**Stored records**

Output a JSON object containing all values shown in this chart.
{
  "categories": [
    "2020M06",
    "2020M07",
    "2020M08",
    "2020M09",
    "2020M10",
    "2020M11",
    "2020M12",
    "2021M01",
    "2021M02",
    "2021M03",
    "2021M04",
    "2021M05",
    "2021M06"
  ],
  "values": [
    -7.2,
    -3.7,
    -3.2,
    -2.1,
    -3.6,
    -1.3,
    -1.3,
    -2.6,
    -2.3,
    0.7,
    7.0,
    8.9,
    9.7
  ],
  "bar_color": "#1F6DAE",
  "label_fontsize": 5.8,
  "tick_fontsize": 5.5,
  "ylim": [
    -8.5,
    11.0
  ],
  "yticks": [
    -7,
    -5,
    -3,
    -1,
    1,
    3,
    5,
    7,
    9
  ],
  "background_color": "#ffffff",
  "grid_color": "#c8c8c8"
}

**The problem**
Give a word-for-word copy of the records.

**Written answer**
Output a JSON object containing all values shown in this chart.
{
  "categories": [
    "2020M06",
    "2020M07",
    "2020M08",
    "2020M09",
    "2020M10",
    "2020M11",
    "2020M12",
    "2021M01",
    "2021M02",
    "2021M03",
    "2021M04",
    "2021M05",
    "2021M06"
  ],
  "values": [
    -7.2,
    -3.7,
    -3.2,
    -2.1,
    -3.6,
    -1.3,
    -1.3,
    -2.6,
    -2.3,
    0.7,
    7.0,
    8.9,
    9.7
  ],
  "bar_color": "#1F6DAE",
  "label_fontsize": 5.8,
  "tick_fontsize": 5.5,
  "ylim": [
    -8.5,
    11.0
  ],
  "yticks": [
    -7,
    -5,
    -3,
    -1,
    1,
    3,
    5,
    7,
    9
  ],
  "background_color": "#ffffff",
  "grid_color": "#c8c8c8"
}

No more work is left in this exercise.